Fidel tiene alma de artesano, manos de artesano y mente de artesano, además de 91 años bien llevados, una memoria prodigiosa y una riqueza semántica natural que obliga a echar mano del diccionario. Esa virtuosa mezcla es la que le ha hecho acumular décadas de elogios desde el día en que una señora a la que llamaban “la profesional” y que se dejaba ver por la escuela atribuía la autoría de sus artesanías a su padre: de las manos de un niño no podía nacer aquello. Era el Proaño, en Campoo, de los años de la guerra, donde los chavales aprendían a esconderse de los aviones antes que escribir y Fidel imaginaba tallas y maquetas. A esas primeras piezas, así, le siguieron rabeles y albarcas en las que se fijó un ingeniero de La Naval. El tal Álvarez le pidió que le hiciera unas albarcas y, de propina, le tentó para trabajar en la fábrica. Pero Fidel prefería picar el dalle que forjar acero.

Quizás sus artes con la madera le desciendan por la sangre. Es lo que él intuye en la conversación, aunque pasan el tiempo, las palabras y las disertaciones y acaba cayendo en la cuenta de que esa misteriosa habilidad le viene de un hermano de su abuela y de un tío. Pero esa certeza la suelta definitivamente, tras mucho espolearle, dos horas más tarde: “Es heredado. No hay quien lo quite, no hay quien lo haga”. Porque antes de admitir la evidencia, Fidel remolonea en anécdotas que le absuelven de la obligación de decirse, por ejemplo, “artista”.

Así le definieron unos chicos que vieron su colección de escudos durante una exposición en Santander mientras murmuraban acerca de su excelencia. Cuando supieron que el hombre que había tallado los cuadros estaba entre ellos, lo abordaron y le preguntaron cómo había aprendido esas técnicas. El campurriano dijo que trabaja en el campo y que nadie le había enseñado, que en la escuela ni siquiera tenían lápices de colores. Que él, en fin, no sabe nada. Los curiosos le dijeron que no se lo creían. Pero también le dijeron lo que él aún no se atreve —no sabe, no quiere, no puede— a expresar porque, asegura, no ha estudiado. Ellos, entonces, redoblaron su admiración: “¡Pues más artista aún!”.

Serán cosas de un tiempo pretérito en el que don Ildefonso, cura de Proaño, sustituía al maestro de la escuela en sus frecuentes ausencias. Serán cosas de un tiempo de picar leña, arar, sembrar, cavar, sallar, atender al ganado y levantar cabañas tumbadas por la nieve. Serán cosas de un niño absorto en tablas y puntas movido por una curiosidad innata. “A mí nadie me ha enseñado a hacer nada”, sigue diciendo, resumiendo o insistiendo.

Tareas pendientes:
1) ¿Puedes copiar literalmente las entradas desde la primera línea hasta la que contiene "- stacked-bar-chart: 0", ambas incluidas?
2) ¿Podrías continuar el texto sobre Fidel, el artesano de Proaño, a partir de su última frase?
El fragmento y las entradas proceden de fuentes distintas.

Entradas guardadas:

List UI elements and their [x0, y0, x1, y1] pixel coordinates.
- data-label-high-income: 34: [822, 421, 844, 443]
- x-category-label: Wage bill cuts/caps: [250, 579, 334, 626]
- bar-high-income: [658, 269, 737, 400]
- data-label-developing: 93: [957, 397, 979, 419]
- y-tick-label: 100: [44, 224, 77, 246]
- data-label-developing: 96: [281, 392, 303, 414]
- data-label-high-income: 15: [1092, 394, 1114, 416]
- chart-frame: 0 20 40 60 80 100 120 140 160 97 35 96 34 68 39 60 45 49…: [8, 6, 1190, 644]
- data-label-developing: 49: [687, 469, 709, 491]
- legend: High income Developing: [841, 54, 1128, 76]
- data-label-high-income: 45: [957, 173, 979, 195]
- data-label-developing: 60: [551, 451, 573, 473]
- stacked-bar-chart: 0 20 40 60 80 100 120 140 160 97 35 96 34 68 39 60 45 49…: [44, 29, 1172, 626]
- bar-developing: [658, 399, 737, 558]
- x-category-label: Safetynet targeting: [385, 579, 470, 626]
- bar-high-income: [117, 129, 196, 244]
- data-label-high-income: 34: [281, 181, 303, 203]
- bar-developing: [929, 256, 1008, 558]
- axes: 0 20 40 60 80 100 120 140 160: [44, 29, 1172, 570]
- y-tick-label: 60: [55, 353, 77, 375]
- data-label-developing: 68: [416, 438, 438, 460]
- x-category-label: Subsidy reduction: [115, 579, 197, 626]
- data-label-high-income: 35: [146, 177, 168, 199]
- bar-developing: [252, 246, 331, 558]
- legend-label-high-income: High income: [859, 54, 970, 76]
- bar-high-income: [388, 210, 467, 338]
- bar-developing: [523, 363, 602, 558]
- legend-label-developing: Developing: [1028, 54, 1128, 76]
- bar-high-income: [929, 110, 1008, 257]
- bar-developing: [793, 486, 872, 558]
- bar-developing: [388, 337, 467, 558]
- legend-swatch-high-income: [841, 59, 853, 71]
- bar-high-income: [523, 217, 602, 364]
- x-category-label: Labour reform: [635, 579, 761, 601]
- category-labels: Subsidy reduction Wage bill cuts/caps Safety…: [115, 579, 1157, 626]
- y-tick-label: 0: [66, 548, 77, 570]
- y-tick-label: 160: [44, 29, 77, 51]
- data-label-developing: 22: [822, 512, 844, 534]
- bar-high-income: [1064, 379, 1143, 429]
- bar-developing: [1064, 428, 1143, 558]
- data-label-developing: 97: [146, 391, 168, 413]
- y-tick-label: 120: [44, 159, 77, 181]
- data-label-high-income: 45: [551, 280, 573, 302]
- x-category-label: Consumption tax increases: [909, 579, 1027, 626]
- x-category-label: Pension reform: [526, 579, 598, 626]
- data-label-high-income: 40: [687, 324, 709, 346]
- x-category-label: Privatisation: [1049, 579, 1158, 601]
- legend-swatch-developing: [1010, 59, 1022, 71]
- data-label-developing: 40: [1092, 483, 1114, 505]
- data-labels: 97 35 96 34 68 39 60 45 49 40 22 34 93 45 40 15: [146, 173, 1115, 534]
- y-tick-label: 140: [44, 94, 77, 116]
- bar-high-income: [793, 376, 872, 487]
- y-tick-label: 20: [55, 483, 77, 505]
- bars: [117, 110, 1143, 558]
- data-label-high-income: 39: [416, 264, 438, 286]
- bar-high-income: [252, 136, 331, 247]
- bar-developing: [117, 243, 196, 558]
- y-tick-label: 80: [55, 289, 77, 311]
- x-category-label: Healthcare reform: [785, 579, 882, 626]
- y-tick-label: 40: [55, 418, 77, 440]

Respuestas dadas:
1)
List UI elements and their [x0, y0, x1, y1] pixel coordinates.
- data-label-high-income: 34: [822, 421, 844, 443]
- x-category-label: Wage bill cuts/caps: [250, 579, 334, 626]
- bar-high-income: [658, 269, 737, 400]
- data-label-developing: 93: [957, 397, 979, 419]
- y-tick-label: 100: [44, 224, 77, 246]
- data-label-developing: 96: [281, 392, 303, 414]
- data-label-high-income: 15: [1092, 394, 1114, 416]
- chart-frame: 0 20 40 60 80 100 120 140 160 97 35 96 34 68 39 60 45 49…: [8, 6, 1190, 644]
- data-label-developing: 49: [687, 469, 709, 491]
- legend: High income Developing: [841, 54, 1128, 76]
- data-label-high-income: 45: [957, 173, 979, 195]
- data-label-developing: 60: [551, 451, 573, 473]
- stacked-bar-chart: 0 20 40 60 80 100 120 140 160 97 35 96 34 68 39 60 45 49…: [44, 29, 1172, 626]

2)
Los 50 escudos que vieron los tres chicos en aquella exposición han adornado las paredes de su salón durante casi medio siglo en el que el rumor de que un hombre pasaba las horas, los días, la vida tallando madera fue creciendo hasta acabar rodando por las Hoces de Bárcena y llegar al “director de la Diputación”. Fidel se refiere al presidente del Parlamento de Cantabria, Joaquín Gómez, que un día le llamó por teléfono para preguntarle si era cierto que tenía una colección de escudos de todas las provincias españolas (sí), si estaba interesado en exponerlos (sí) y si podía visitarle en su casa de Matamorosa (también). Ese fue el preámbulo del acuerdo al que, en el 2021, llegaron Fidel y el Parlamento para exponerlos de manera permanente en la sede de la Cámara autonómica.

El reconocimiento, que durante décadas se mantuvo con mayor discreción, se derramó así por toda Cantabria, aunque el acuerdo siga sin ser suficiente para que Fidel admita, por fin, algunas virtudes. Sí dice que aprendió solo, que los surcos que hacía en el campo para plantar patatas y que el agua no se estancara eran envidiables, que su cabeza aún funciona con solvencia y que su vista es tan precisa que, aunque el otro día se olvidó las gafas en casa, pudo trabajar sin problemas.

Pero de su precisión quirúrgica para tallar culebras, pendientes, collares, ajedreces, cachavas, peonzas, cadenas o carros no exprime ni un adjetivo, aunque al asegurar que los relojes de bolsillo siguen funcionando 40 años después se le escapan las primeras palabras que delatan cierto orgullo:

—Joder, pues ahí están.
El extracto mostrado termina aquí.